=== Instruction ===
The entries below are to be transcribed in full, without their images.
________________________________________
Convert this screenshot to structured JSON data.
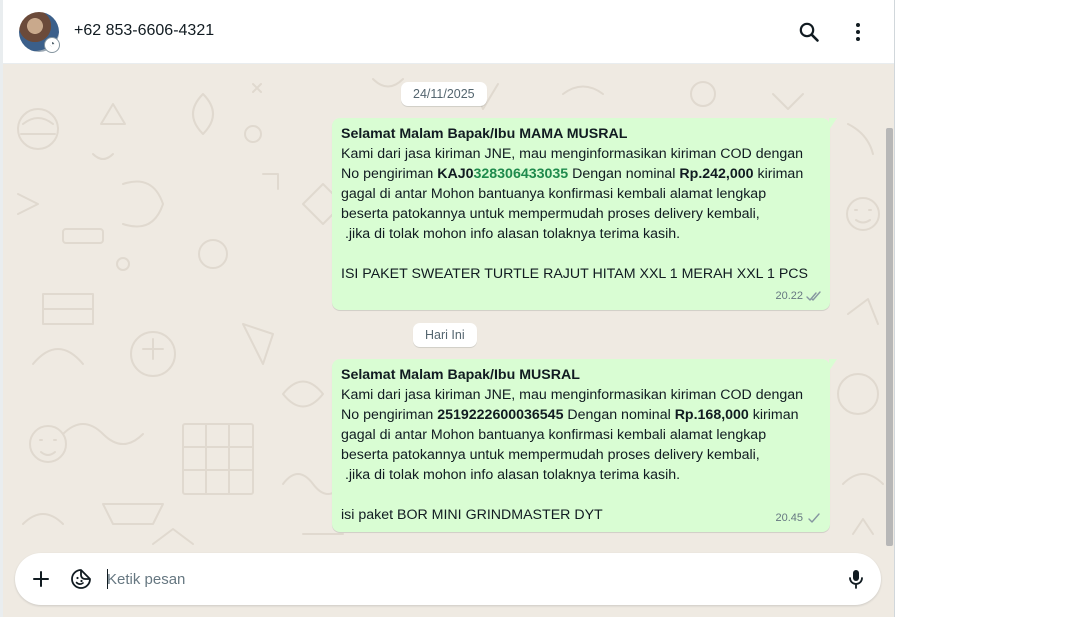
{
  "header": {
    "contact_name": "+62 853-6606-4321",
    "avatar_icon": "contact-avatar",
    "status_badge_icon": "status-ring-icon",
    "search_icon": "search-icon",
    "menu_icon": "kebab-menu-icon"
  },
  "conversation": {
    "date_chips": [
      "24/11/2025",
      "Hari Ini"
    ],
    "messages": [
      {
        "greeting": "Selamat Malam Bapak/Ibu MAMA MUSRAL",
        "line1": "Kami dari jasa kiriman JNE, mau menginformasikan kiriman COD dengan",
        "line2_pre": "No pengiriman ",
        "tracking_prefix": "KAJ0",
        "tracking_number": "328306433035",
        "line2_mid": " Dengan nominal ",
        "amount": "Rp.242,000",
        "line2_post": " kiriman",
        "line3": "gagal di antar Mohon bantuanya konfirmasi kembali alamat lengkap",
        "line4": "beserta patokannya untuk mempermudah proses delivery kembali,",
        "line5": " .jika di tolak mohon info alasan tolaknya terima kasih.",
        "line6": "ISI PAKET SWEATER TURTLE RAJUT HITAM XXL 1 MERAH XXL 1 PCS",
        "time": "20.22",
        "status": "delivered-double-check"
      },
      {
        "greeting": "Selamat Malam Bapak/Ibu MUSRAL",
        "line1": "Kami dari jasa kiriman JNE, mau menginformasikan kiriman COD dengan",
        "line2_pre": "No pengiriman ",
        "tracking_number": "2519222600036545",
        "line2_mid": " Dengan nominal ",
        "amount": "Rp.168,000",
        "line2_post": " kiriman",
        "line3": "gagal di antar Mohon bantuanya konfirmasi kembali alamat lengkap",
        "line4": "beserta patokannya untuk mempermudah proses delivery kembali,",
        "line5": " .jika di tolak mohon info alasan tolaknya terima kasih.",
        "line6": "isi paket BOR MINI GRINDMASTER DYT",
        "time": "20.45",
        "status": "sent-single-check"
      }
    ]
  },
  "composer": {
    "placeholder": "Ketik pesan",
    "value": "",
    "attach_icon": "plus-icon",
    "sticker_icon": "sticker-icon",
    "mic_icon": "microphone-icon"
  },
  "colors": {
    "chat_background": "#efeae2",
    "outgoing_bubble": "#d9fdd3",
    "link_green": "#1f8a4c",
    "meta_gray": "#667781"
  }
}
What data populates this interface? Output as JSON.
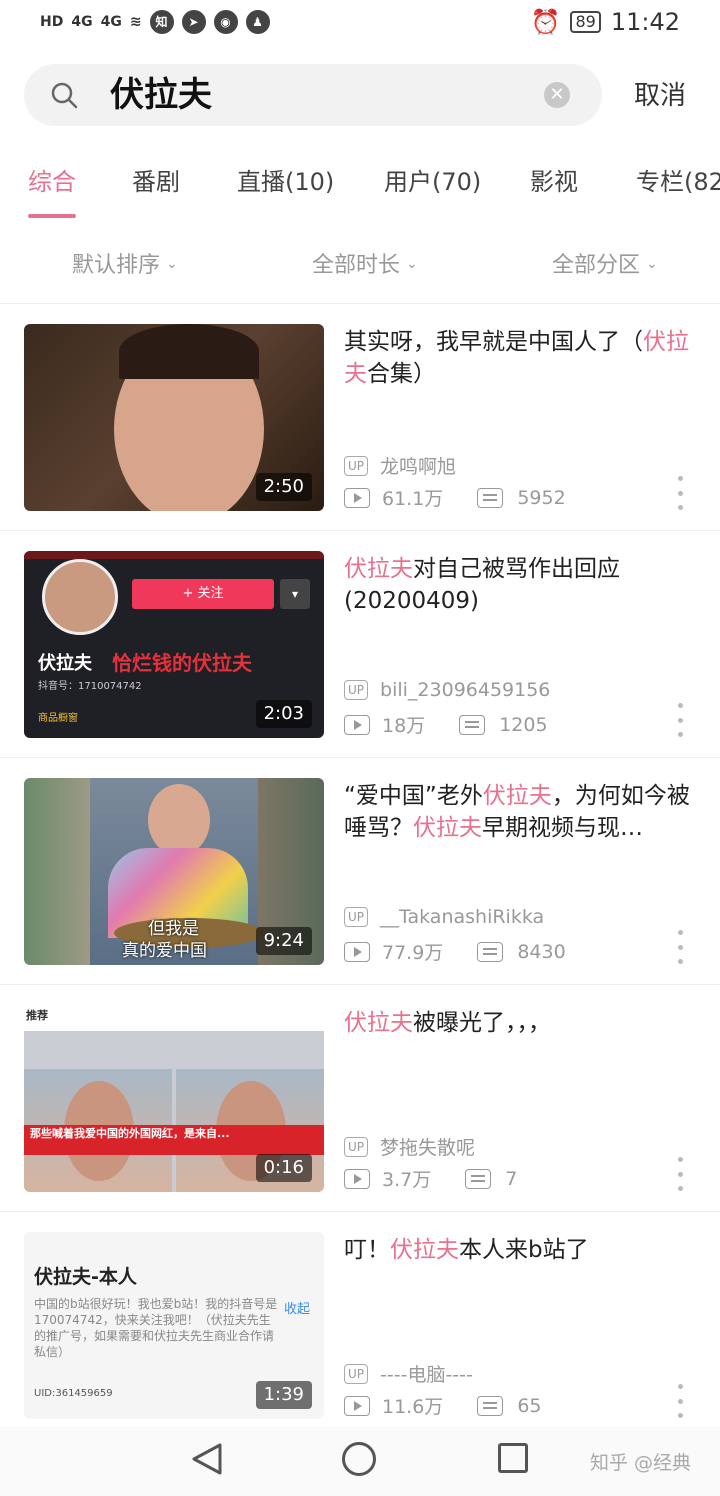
________________________________________
=== Answer below ===
Convert this screenshot to structured JSON data.
{
  "header": {
    "contact_name": "+62 853-6606-4321",
    "avatar_icon": "contact-avatar",
    "status_badge_icon": "status-ring-icon",
    "search_icon": "search-icon",
    "menu_icon": "kebab-menu-icon"
  },
  "conversation": {
    "date_chips": [
      "24/11/2025",
      "Hari Ini"
    ],
    "messages": [
      {
        "greeting": "Selamat Malam Bapak/Ibu MAMA MUSRAL",
        "line1": "Kami dari jasa kiriman JNE, mau menginformasikan kiriman COD dengan",
        "line2_pre": "No pengiriman ",
        "tracking_prefix": "KAJ0",
        "tracking_number": "328306433035",
        "line2_mid": " Dengan nominal ",
        "amount": "Rp.242,000",
        "line2_post": " kiriman",
        "line3": "gagal di antar Mohon bantuanya konfirmasi kembali alamat lengkap",
        "line4": "beserta patokannya untuk mempermudah proses delivery kembali,",
        "line5": " .jika di tolak mohon info alasan tolaknya terima kasih.",
        "line6": "ISI PAKET SWEATER TURTLE RAJUT HITAM XXL 1 MERAH XXL 1 PCS",
        "time": "20.22",
        "status": "delivered-double-check"
      },
      {
        "greeting": "Selamat Malam Bapak/Ibu MUSRAL",
        "line1": "Kami dari jasa kiriman JNE, mau menginformasikan kiriman COD dengan",
        "line2_pre": "No pengiriman ",
        "tracking_number": "2519222600036545",
        "line2_mid": " Dengan nominal ",
        "amount": "Rp.168,000",
        "line2_post": " kiriman",
        "line3": "gagal di antar Mohon bantuanya konfirmasi kembali alamat lengkap",
        "line4": "beserta patokannya untuk mempermudah proses delivery kembali,",
        "line5": " .jika di tolak mohon info alasan tolaknya terima kasih.",
        "line6": "isi paket BOR MINI GRINDMASTER DYT",
        "time": "20.45",
        "status": "sent-single-check"
      }
    ]
  },
  "composer": {
    "placeholder": "Ketik pesan",
    "value": "",
    "attach_icon": "plus-icon",
    "sticker_icon": "sticker-icon",
    "mic_icon": "microphone-icon"
  },
  "colors": {
    "chat_background": "#efeae2",
    "outgoing_bubble": "#d9fdd3",
    "link_green": "#1f8a4c",
    "meta_gray": "#667781"
  }
}
What data populates this interface? Output as JSON.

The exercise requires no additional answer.